- [SOURCE PASSAGE]
--- START ---

Do you have muddy tips?

By Amelia © June 20, 2016

I was recently asked how to deal with muddy tips in a fleece, and having been through a few fleeces, I had this advice:
My favorite "tough fleece" cleaner is Louet's FiberMaster [I bought lots of this; if you can't find any, Unicorn Power Scour is good, too]. I don't use it for just any fleece -- most fleeces come clean with either self-fermenting cleaning or a milder cleaner like Sodium Laurel Sulfate. SLS is the primary ingredient in cheap shampoo, and sold on its own in feed stores, in the horse aisles.

I had a particularly dirty/gummy Targhee fleece a few years ago, and FiberMaster didn't work, so I thought I'd step it up and try some Borax and detergent. Bad idea -- that combination was very pH basic, and it not only ate the finish off my new granite sink, it also broke the fleece. Lots of fluffy clean locks (it did clean it!) that now break when you tug on them. Sigh. The fleece now lives in my "what not to do" samples on fleece washing.

So now I am back to my older tricks for muddy tips, which include trying these, in order of difficulty/time involved:

If I need to get it done quickly, I'll try to pre-soak it overnight in tepid water and then use Louet FiberMaster to wash it. I've discussed this type of fleece washing before in "How do I wash raw fleece?"

--- END ---

- [WHAT NEEDS TO BE DONE] Please retype the fleece-washing post in full, word for word. The entries that follow have nothing to do with the fleece-washing post.

- [LISTED RECORDS]
--- START ---

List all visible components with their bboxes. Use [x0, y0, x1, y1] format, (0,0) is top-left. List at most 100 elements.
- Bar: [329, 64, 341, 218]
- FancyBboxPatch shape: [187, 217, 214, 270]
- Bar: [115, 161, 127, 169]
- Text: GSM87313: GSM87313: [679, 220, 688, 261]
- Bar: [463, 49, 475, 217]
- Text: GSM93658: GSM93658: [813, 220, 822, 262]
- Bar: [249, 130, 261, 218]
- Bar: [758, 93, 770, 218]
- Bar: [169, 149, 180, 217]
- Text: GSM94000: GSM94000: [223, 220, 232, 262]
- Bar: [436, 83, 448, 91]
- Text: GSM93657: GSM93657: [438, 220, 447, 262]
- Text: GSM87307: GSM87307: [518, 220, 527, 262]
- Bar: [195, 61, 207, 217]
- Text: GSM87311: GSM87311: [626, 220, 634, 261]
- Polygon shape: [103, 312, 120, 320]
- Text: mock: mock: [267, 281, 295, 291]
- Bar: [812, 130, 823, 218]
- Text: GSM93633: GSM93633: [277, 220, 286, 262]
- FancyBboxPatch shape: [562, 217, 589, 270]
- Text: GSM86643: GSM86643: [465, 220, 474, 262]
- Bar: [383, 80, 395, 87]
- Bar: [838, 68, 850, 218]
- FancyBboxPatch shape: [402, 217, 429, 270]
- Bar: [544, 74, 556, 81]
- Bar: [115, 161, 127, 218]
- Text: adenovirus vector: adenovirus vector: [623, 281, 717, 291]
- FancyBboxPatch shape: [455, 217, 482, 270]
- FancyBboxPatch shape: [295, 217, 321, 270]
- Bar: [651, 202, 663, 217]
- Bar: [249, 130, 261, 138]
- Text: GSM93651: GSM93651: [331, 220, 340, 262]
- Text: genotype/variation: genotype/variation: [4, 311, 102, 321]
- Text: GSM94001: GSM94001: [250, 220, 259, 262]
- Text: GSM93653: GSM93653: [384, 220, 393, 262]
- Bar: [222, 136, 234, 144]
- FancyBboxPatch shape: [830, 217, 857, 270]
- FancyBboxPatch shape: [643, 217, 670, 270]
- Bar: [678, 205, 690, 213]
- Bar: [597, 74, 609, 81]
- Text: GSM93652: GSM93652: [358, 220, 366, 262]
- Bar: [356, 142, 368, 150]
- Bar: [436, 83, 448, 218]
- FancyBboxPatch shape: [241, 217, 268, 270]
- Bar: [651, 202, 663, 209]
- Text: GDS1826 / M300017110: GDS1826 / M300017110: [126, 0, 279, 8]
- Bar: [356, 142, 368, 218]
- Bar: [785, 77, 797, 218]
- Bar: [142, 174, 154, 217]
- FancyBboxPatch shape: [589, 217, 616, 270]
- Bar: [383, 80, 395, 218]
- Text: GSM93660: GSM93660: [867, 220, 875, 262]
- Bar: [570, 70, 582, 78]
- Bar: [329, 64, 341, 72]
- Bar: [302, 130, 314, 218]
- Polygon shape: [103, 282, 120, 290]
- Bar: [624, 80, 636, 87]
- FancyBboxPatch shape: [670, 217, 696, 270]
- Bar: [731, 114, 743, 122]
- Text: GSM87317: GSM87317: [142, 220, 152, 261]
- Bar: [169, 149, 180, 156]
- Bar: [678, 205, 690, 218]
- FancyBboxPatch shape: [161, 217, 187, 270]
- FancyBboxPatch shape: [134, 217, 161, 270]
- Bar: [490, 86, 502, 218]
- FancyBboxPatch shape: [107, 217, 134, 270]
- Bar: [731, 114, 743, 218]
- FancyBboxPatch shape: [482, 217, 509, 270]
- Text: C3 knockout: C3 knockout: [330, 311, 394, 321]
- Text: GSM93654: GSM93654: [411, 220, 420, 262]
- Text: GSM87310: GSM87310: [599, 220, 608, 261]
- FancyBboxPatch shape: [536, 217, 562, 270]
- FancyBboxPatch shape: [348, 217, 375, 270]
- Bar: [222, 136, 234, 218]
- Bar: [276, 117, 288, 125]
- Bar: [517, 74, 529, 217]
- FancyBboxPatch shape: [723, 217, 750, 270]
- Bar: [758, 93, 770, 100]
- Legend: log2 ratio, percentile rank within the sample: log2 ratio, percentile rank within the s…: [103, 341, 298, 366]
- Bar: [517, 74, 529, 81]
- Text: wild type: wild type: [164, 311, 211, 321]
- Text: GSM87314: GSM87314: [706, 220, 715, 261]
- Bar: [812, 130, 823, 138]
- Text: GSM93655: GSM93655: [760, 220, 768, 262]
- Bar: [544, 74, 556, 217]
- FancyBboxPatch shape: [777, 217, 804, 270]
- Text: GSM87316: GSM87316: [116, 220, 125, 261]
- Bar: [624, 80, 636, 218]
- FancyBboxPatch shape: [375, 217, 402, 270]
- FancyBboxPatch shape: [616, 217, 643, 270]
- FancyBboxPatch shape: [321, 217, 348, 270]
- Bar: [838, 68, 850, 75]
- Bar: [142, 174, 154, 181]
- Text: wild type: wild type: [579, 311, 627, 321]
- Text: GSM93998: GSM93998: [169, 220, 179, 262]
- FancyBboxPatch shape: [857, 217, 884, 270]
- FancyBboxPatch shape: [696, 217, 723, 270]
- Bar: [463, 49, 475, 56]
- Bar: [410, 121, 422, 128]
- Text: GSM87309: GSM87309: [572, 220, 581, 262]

--- END ---

- [EXERCISE OUTPUT]
Do you have muddy tips?

By Amelia © June 20, 2016

I was recently asked how to deal with muddy tips in a fleece, and having been through a few fleeces, I had this advice:
My favorite "tough fleece" cleaner is Louet's FiberMaster [I bought lots of this; if you can't find any, Unicorn Power Scour is good, too]. I don't use it for just any fleece -- most fleeces come clean with either self-fermenting cleaning or a milder cleaner like Sodium Laurel Sulfate. SLS is the primary ingredient in cheap shampoo, and sold on its own in feed stores, in the horse aisles.

I had a particularly dirty/gummy Targhee fleece a few years ago, and FiberMaster didn't work, so I thought I'd step it up and try some Borax and detergent. Bad idea -- that combination was very pH basic, and it not only ate the finish off my new granite sink, it also broke the fleece. Lots of fluffy clean locks (it did clean it!) that now break when you tug on them. Sigh. The fleece now lives in my "what not to do" samples on fleece washing.

So now I am back to my older tricks for muddy tips, which include trying these, in order of difficulty/time involved:

If I need to get it done quickly, I'll try to pre-soak it overnight in tepid water and then use Louet FiberMaster to wash it. I've discussed this type of fleece washing before in "How do I wash raw fleece?"